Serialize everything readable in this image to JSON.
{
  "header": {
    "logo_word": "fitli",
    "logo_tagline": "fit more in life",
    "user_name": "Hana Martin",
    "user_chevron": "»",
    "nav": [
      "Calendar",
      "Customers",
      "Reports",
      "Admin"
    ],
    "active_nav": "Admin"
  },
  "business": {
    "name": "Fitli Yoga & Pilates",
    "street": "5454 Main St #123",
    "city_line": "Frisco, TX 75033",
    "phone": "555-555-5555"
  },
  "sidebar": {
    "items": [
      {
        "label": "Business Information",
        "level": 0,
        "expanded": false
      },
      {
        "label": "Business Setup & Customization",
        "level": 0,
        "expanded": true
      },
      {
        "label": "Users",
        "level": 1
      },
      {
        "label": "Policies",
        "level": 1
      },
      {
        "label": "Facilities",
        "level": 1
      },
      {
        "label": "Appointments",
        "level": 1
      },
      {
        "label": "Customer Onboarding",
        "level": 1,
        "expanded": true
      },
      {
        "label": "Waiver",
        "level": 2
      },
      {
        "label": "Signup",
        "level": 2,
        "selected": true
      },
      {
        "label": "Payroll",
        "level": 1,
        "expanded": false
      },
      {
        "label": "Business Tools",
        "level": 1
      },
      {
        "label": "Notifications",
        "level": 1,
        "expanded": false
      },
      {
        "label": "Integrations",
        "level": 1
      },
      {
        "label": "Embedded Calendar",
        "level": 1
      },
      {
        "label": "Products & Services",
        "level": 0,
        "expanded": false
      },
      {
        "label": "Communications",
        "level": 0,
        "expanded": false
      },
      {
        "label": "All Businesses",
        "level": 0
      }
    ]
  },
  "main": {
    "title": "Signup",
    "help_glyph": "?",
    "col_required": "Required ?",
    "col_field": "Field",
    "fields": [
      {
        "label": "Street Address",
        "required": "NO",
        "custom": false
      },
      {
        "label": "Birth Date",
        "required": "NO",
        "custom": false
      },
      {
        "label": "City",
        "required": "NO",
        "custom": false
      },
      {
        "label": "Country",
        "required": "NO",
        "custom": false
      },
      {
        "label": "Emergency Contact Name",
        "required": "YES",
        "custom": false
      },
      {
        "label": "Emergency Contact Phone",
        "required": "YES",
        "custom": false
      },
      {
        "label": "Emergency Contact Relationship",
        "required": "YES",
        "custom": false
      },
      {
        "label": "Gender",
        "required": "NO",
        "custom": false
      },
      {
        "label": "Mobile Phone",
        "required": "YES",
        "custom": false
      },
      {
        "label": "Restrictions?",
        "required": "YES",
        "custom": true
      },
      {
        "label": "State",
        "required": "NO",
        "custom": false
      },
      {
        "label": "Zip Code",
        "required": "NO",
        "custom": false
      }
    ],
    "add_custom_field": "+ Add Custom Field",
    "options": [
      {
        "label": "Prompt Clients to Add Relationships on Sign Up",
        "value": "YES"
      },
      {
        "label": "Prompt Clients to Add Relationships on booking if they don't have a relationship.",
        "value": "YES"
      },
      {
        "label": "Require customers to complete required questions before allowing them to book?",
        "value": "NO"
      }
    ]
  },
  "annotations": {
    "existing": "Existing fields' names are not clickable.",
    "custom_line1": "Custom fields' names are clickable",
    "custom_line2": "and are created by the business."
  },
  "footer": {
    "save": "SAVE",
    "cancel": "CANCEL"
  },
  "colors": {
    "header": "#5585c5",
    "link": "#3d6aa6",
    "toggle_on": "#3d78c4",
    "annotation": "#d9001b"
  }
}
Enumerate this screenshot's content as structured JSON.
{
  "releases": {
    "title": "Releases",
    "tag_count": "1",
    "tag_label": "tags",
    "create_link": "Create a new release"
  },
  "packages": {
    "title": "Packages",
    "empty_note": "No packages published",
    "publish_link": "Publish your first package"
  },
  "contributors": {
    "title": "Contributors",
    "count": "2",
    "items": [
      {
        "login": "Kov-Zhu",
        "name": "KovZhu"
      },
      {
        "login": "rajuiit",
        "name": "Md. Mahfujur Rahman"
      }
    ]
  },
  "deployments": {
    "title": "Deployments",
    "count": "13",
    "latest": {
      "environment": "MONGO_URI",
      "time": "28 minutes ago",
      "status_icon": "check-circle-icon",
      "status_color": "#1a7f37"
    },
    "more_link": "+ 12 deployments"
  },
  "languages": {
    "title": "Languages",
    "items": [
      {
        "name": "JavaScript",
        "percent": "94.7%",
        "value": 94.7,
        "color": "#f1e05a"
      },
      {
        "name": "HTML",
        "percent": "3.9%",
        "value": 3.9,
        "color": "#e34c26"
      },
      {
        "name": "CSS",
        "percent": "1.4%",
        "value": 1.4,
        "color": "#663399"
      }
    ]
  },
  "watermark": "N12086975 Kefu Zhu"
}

········

*Aim*:
From the records above, pick out and copy each line holding the word "JSON".

*Full response*:
Serialize everything readable in this image to JSON.
Enumerate this screenshot's content as structured JSON.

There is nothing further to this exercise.